» YOUR INSTRUCTIONS
Write the records out again exactly, leaving no images in.

Stored items
* start *

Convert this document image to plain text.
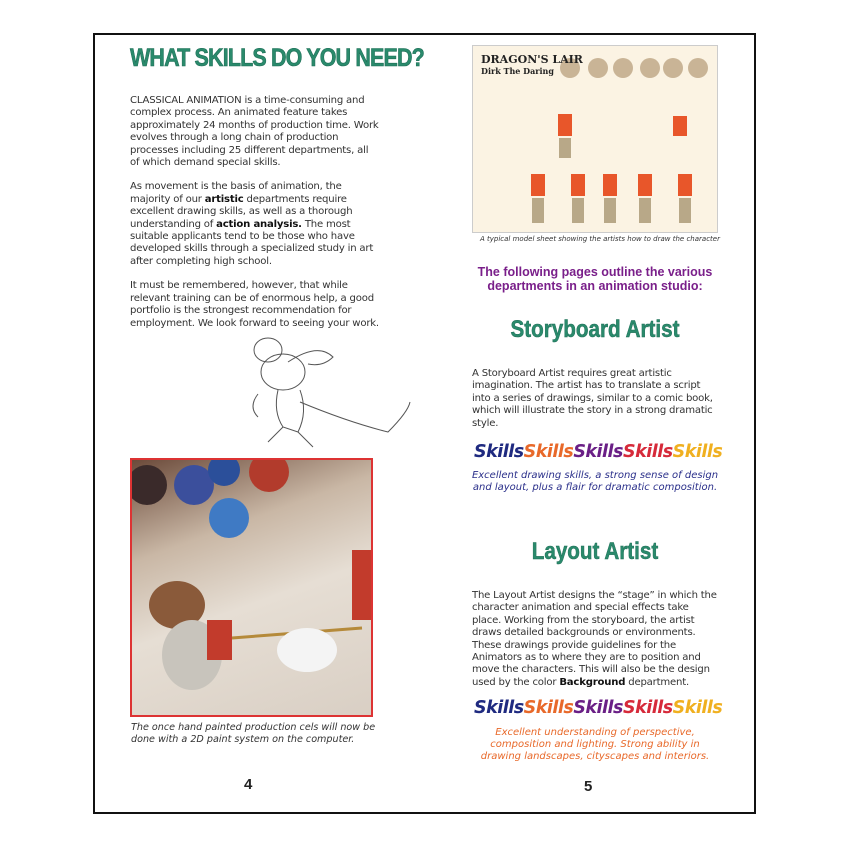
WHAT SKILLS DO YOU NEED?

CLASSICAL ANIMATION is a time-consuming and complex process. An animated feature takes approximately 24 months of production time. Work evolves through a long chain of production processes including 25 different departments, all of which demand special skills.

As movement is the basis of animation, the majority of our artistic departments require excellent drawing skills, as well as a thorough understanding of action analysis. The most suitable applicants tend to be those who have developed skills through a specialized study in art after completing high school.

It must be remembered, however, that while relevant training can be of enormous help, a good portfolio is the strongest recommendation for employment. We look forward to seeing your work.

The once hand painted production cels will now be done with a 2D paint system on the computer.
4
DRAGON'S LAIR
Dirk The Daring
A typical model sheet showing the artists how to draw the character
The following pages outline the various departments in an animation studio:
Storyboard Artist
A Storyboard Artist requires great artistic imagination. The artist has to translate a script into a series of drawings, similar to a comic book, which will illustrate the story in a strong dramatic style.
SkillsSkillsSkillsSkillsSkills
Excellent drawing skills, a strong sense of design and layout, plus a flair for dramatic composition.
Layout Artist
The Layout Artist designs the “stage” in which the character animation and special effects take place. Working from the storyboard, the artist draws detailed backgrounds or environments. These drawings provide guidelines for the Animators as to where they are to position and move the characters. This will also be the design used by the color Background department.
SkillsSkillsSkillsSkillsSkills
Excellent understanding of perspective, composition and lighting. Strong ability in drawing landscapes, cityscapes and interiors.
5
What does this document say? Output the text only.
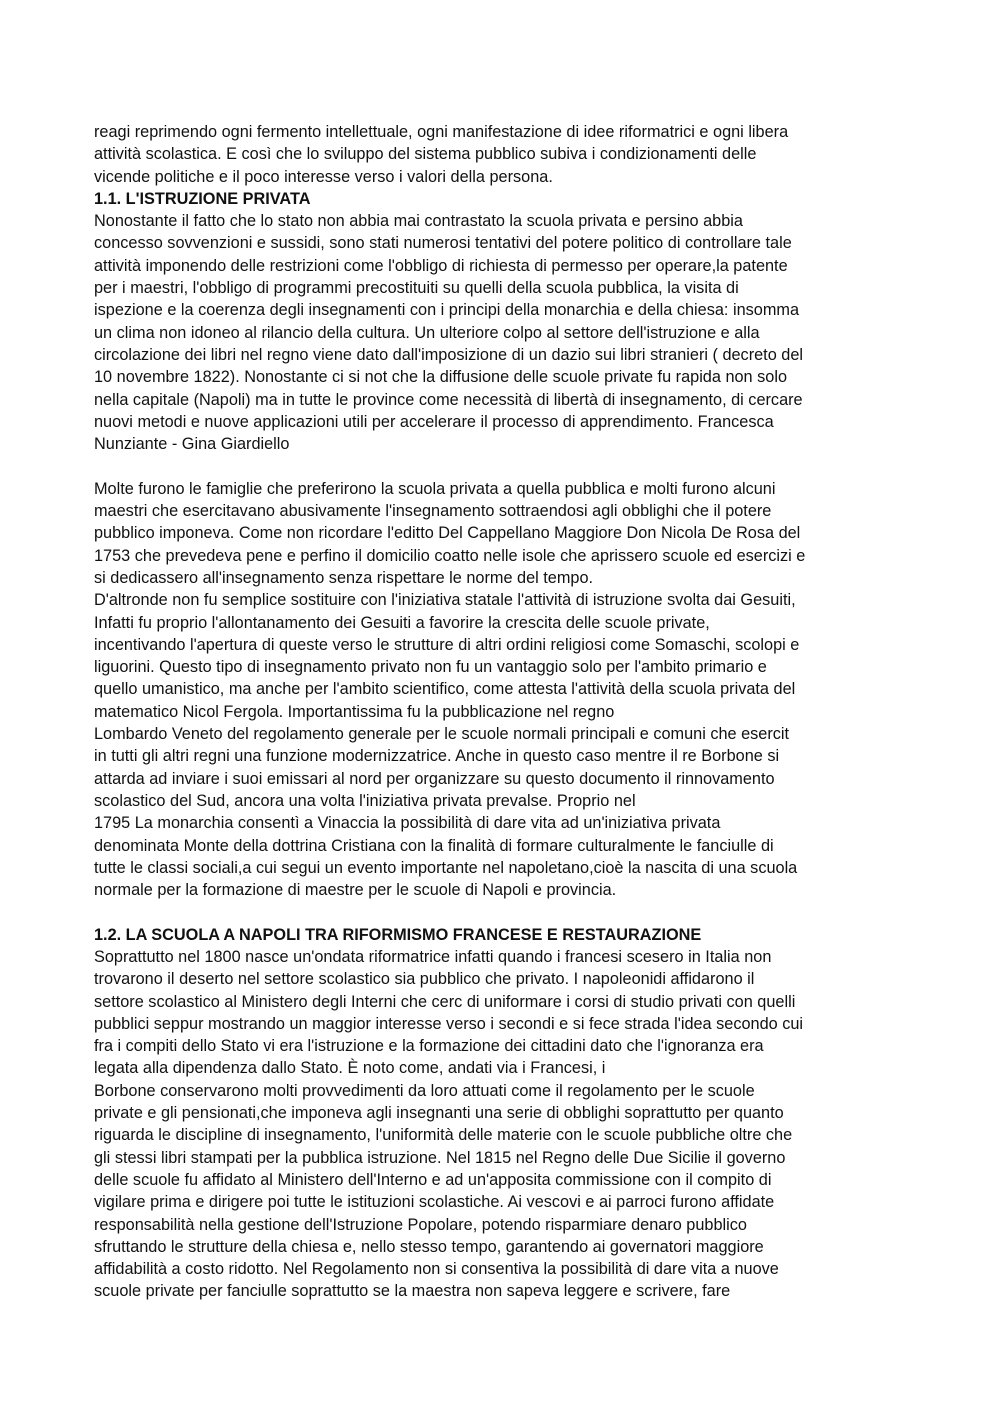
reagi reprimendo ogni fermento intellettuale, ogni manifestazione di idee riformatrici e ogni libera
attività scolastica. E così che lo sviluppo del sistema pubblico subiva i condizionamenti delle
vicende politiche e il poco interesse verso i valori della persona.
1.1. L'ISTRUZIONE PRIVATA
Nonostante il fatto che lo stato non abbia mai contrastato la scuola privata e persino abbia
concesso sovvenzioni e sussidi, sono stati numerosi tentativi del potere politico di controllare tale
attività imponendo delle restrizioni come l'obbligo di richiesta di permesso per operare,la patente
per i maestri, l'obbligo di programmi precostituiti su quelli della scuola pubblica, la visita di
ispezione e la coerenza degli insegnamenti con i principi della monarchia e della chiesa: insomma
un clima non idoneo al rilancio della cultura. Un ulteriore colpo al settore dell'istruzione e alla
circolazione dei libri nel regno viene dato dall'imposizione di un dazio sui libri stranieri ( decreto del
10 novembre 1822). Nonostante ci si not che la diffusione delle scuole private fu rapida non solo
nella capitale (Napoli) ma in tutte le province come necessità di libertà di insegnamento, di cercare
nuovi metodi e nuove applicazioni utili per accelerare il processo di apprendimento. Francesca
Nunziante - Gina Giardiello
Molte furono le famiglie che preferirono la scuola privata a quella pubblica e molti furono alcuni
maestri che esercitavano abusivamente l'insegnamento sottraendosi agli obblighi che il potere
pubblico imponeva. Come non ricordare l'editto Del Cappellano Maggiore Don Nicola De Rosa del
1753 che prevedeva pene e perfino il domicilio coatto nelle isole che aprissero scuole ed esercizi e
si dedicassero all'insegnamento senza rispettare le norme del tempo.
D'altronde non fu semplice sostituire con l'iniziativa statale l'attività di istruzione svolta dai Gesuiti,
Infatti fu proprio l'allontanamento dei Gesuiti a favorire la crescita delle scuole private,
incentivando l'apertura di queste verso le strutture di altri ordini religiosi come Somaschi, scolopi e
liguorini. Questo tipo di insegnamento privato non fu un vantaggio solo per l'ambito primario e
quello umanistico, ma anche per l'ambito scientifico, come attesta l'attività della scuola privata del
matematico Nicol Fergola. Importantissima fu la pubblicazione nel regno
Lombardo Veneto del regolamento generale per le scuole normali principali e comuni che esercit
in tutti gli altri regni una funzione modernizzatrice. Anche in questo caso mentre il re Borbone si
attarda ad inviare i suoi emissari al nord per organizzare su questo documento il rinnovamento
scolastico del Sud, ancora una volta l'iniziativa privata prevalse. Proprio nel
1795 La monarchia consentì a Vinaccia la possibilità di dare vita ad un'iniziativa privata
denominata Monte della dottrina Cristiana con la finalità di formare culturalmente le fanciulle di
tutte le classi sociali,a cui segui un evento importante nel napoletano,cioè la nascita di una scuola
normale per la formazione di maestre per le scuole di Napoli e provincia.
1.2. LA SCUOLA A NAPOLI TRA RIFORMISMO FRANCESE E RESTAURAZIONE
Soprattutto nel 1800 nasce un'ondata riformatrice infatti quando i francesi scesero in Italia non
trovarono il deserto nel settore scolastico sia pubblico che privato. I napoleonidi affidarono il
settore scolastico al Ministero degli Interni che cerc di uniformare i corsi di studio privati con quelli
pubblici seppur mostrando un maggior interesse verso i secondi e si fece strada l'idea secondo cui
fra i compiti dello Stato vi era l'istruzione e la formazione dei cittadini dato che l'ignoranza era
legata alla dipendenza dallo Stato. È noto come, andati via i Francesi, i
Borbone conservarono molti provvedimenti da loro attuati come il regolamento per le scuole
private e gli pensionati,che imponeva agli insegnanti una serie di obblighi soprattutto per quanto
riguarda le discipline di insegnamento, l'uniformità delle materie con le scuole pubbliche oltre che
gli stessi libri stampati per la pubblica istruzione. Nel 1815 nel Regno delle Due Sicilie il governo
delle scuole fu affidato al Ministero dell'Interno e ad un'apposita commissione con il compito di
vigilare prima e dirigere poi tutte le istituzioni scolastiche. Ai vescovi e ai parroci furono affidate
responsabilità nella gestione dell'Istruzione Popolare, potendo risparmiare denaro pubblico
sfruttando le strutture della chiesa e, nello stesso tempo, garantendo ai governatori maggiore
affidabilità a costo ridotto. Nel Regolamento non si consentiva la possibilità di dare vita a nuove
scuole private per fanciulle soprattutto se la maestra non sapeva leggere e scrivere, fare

* end *

» EXERCISE ANSWER
Convert this document image to plain text.
WHAT SKILLS DO YOU NEED?

CLASSICAL ANIMATION is a time-consuming and complex process. An animated feature takes approximately 24 months of production time. Work evolves through a long chain of production processes including 25 different departments, all of which demand special skills.

As movement is the basis of animation, the majority of our artistic departments require excellent drawing skills, as well as a thorough understanding of action analysis. The most suitable applicants tend to be those who have developed skills through a specialized study in art after completing high school.

It must be remembered, however, that while relevant training can be of enormous help, a good portfolio is the strongest recommendation for employment. We look forward to seeing your work.

The once hand painted production cels will now be done with a 2D paint system on the computer.
4
DRAGON'S LAIR
Dirk The Daring
A typical model sheet showing the artists how to draw the character
The following pages outline the various departments in an animation studio:
Storyboard Artist
A Storyboard Artist requires great artistic imagination. The artist has to translate a script into a series of drawings, similar to a comic book, which will illustrate the story in a strong dramatic style.
SkillsSkillsSkillsSkillsSkills
Excellent drawing skills, a strong sense of design and layout, plus a flair for dramatic composition.
Layout Artist
The Layout Artist designs the “stage” in which the character animation and special effects take place. Working from the storyboard, the artist draws detailed backgrounds or environments. These drawings provide guidelines for the Animators as to where they are to position and move the characters. This will also be the design used by the color Background department.
SkillsSkillsSkillsSkillsSkills
Excellent understanding of perspective, composition and lighting. Strong ability in drawing landscapes, cityscapes and interiors.
5
What does this document say? Output the text only.
reagi reprimendo ogni fermento intellettuale, ogni manifestazione di idee riformatrici e ogni libera
attività scolastica. E così che lo sviluppo del sistema pubblico subiva i condizionamenti delle
vicende politiche e il poco interesse verso i valori della persona.
1.1. L'ISTRUZIONE PRIVATA
Nonostante il fatto che lo stato non abbia mai contrastato la scuola privata e persino abbia
concesso sovvenzioni e sussidi, sono stati numerosi tentativi del potere politico di controllare tale
attività imponendo delle restrizioni come l'obbligo di richiesta di permesso per operare,la patente
per i maestri, l'obbligo di programmi precostituiti su quelli della scuola pubblica, la visita di
ispezione e la coerenza degli insegnamenti con i principi della monarchia e della chiesa: insomma
un clima non idoneo al rilancio della cultura. Un ulteriore colpo al settore dell'istruzione e alla
circolazione dei libri nel regno viene dato dall'imposizione di un dazio sui libri stranieri ( decreto del
10 novembre 1822). Nonostante ci si not che la diffusione delle scuole private fu rapida non solo
nella capitale (Napoli) ma in tutte le province come necessità di libertà di insegnamento, di cercare
nuovi metodi e nuove applicazioni utili per accelerare il processo di apprendimento. Francesca
Nunziante - Gina Giardiello
Molte furono le famiglie che preferirono la scuola privata a quella pubblica e molti furono alcuni
maestri che esercitavano abusivamente l'insegnamento sottraendosi agli obblighi che il potere
pubblico imponeva. Come non ricordare l'editto Del Cappellano Maggiore Don Nicola De Rosa del
1753 che prevedeva pene e perfino il domicilio coatto nelle isole che aprissero scuole ed esercizi e
si dedicassero all'insegnamento senza rispettare le norme del tempo.
D'altronde non fu semplice sostituire con l'iniziativa statale l'attività di istruzione svolta dai Gesuiti,
Infatti fu proprio l'allontanamento dei Gesuiti a favorire la crescita delle scuole private,
incentivando l'apertura di queste verso le strutture di altri ordini religiosi come Somaschi, scolopi e
liguorini. Questo tipo di insegnamento privato non fu un vantaggio solo per l'ambito primario e
quello umanistico, ma anche per l'ambito scientifico, come attesta l'attività della scuola privata del
matematico Nicol Fergola. Importantissima fu la pubblicazione nel regno
Lombardo Veneto del regolamento generale per le scuole normali principali e comuni che esercit
in tutti gli altri regni una funzione modernizzatrice. Anche in questo caso mentre il re Borbone si
attarda ad inviare i suoi emissari al nord per organizzare su questo documento il rinnovamento
scolastico del Sud, ancora una volta l'iniziativa privata prevalse. Proprio nel
1795 La monarchia consentì a Vinaccia la possibilità di dare vita ad un'iniziativa privata
denominata Monte della dottrina Cristiana con la finalità di formare culturalmente le fanciulle di
tutte le classi sociali,a cui segui un evento importante nel napoletano,cioè la nascita di una scuola
normale per la formazione di maestre per le scuole di Napoli e provincia.
1.2. LA SCUOLA A NAPOLI TRA RIFORMISMO FRANCESE E RESTAURAZIONE
Soprattutto nel 1800 nasce un'ondata riformatrice infatti quando i francesi scesero in Italia non
trovarono il deserto nel settore scolastico sia pubblico che privato. I napoleonidi affidarono il
settore scolastico al Ministero degli Interni che cerc di uniformare i corsi di studio privati con quelli
pubblici seppur mostrando un maggior interesse verso i secondi e si fece strada l'idea secondo cui
fra i compiti dello Stato vi era l'istruzione e la formazione dei cittadini dato che l'ignoranza era
legata alla dipendenza dallo Stato. È noto come, andati via i Francesi, i
Borbone conservarono molti provvedimenti da loro attuati come il regolamento per le scuole
private e gli pensionati,che imponeva agli insegnanti una serie di obblighi soprattutto per quanto
riguarda le discipline di insegnamento, l'uniformità delle materie con le scuole pubbliche oltre che
gli stessi libri stampati per la pubblica istruzione. Nel 1815 nel Regno delle Due Sicilie il governo
delle scuole fu affidato al Ministero dell'Interno e ad un'apposita commissione con il compito di
vigilare prima e dirigere poi tutte le istituzioni scolastiche. Ai vescovi e ai parroci furono affidate
responsabilità nella gestione dell'Istruzione Popolare, potendo risparmiare denaro pubblico
sfruttando le strutture della chiesa e, nello stesso tempo, garantendo ai governatori maggiore
affidabilità a costo ridotto. Nel Regolamento non si consentiva la possibilità di dare vita a nuove
scuole private per fanciulle soprattutto se la maestra non sapeva leggere e scrivere, fare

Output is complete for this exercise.